#### Records:

————————

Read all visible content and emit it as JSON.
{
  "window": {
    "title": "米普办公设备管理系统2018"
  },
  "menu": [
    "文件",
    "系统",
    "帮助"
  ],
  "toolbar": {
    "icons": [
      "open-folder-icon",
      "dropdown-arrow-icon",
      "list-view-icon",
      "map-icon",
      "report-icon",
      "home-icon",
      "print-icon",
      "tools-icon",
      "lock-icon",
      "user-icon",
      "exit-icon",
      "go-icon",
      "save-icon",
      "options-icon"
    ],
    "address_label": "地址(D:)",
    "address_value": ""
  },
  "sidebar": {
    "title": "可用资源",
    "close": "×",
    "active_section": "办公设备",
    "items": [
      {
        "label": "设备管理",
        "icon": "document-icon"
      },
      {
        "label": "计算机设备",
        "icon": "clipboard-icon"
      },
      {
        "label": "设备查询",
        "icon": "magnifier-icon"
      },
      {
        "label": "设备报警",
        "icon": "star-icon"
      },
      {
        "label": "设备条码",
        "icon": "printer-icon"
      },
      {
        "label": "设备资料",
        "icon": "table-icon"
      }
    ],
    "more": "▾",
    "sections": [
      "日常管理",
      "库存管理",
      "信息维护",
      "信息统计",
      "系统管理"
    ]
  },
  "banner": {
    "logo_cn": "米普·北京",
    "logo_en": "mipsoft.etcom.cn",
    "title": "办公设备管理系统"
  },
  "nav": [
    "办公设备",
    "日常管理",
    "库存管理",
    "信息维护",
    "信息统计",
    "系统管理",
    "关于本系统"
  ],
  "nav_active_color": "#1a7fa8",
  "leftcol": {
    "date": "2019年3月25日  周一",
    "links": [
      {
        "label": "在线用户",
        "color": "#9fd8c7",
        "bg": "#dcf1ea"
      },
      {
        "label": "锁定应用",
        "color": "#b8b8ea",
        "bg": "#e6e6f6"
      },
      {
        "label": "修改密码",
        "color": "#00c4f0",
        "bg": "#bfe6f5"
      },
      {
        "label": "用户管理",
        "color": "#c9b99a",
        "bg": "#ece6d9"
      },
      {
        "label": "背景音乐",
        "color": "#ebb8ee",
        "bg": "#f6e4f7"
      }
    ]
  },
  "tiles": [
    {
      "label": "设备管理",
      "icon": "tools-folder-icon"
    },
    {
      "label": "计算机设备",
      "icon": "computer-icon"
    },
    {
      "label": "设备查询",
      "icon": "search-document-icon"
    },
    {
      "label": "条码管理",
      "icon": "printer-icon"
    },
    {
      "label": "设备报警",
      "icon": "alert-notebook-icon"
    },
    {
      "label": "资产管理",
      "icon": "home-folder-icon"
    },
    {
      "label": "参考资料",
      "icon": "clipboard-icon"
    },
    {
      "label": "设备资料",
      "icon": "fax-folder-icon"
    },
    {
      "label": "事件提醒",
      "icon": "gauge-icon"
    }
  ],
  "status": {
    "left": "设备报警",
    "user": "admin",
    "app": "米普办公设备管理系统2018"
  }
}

————————

Your task is to give the records above again, exactly.

Read all visible content and emit it as JSON.
{
  "window": {
    "title": "米普办公设备管理系统2018"
  },
  "menu": [
    "文件",
    "系统",
    "帮助"
  ],
  "toolbar": {
    "icons": [
      "open-folder-icon",
      "dropdown-arrow-icon",
      "list-view-icon",
      "map-icon",
      "report-icon",
      "home-icon",
      "print-icon",
      "tools-icon",
      "lock-icon",
      "user-icon",
      "exit-icon",
      "go-icon",
      "save-icon",
      "options-icon"
    ],
    "address_label": "地址(D:)",
    "address_value": ""
  },
  "sidebar": {
    "title": "可用资源",
    "close": "×",
    "active_section": "办公设备",
    "items": [
      {
        "label": "设备管理",
        "icon": "document-icon"
      },
      {
        "label": "计算机设备",
        "icon": "clipboard-icon"
      },
      {
        "label": "设备查询",
        "icon": "magnifier-icon"
      },
      {
        "label": "设备报警",
        "icon": "star-icon"
      },
      {
        "label": "设备条码",
        "icon": "printer-icon"
      },
      {
        "label": "设备资料",
        "icon": "table-icon"
      }
    ],
    "more": "▾",
    "sections": [
      "日常管理",
      "库存管理",
      "信息维护",
      "信息统计",
      "系统管理"
    ]
  },
  "banner": {
    "logo_cn": "米普·北京",
    "logo_en": "mipsoft.etcom.cn",
    "title": "办公设备管理系统"
  },
  "nav": [
    "办公设备",
    "日常管理",
    "库存管理",
    "信息维护",
    "信息统计",
    "系统管理",
    "关于本系统"
  ],
  "nav_active_color": "#1a7fa8",
  "leftcol": {
    "date": "2019年3月25日  周一",
    "links": [
      {
        "label": "在线用户",
        "color": "#9fd8c7",
        "bg": "#dcf1ea"
      },
      {
        "label": "锁定应用",
        "color": "#b8b8ea",
        "bg": "#e6e6f6"
      },
      {
        "label": "修改密码",
        "color": "#00c4f0",
        "bg": "#bfe6f5"
      },
      {
        "label": "用户管理",
        "color": "#c9b99a",
        "bg": "#ece6d9"
      },
      {
        "label": "背景音乐",
        "color": "#ebb8ee",
        "bg": "#f6e4f7"
      }
    ]
  },
  "tiles": [
    {
      "label": "设备管理",
      "icon": "tools-folder-icon"
    },
    {
      "label": "计算机设备",
      "icon": "computer-icon"
    },
    {
      "label": "设备查询",
      "icon": "search-document-icon"
    },
    {
      "label": "条码管理",
      "icon": "printer-icon"
    },
    {
      "label": "设备报警",
      "icon": "alert-notebook-icon"
    },
    {
      "label": "资产管理",
      "icon": "home-folder-icon"
    },
    {
      "label": "参考资料",
      "icon": "clipboard-icon"
    },
    {
      "label": "设备资料",
      "icon": "fax-folder-icon"
    },
    {
      "label": "事件提醒",
      "icon": "gauge-icon"
    }
  ],
  "status": {
    "left": "设备报警",
    "user": "admin",
    "app": "米普办公设备管理系统2018"
  }
}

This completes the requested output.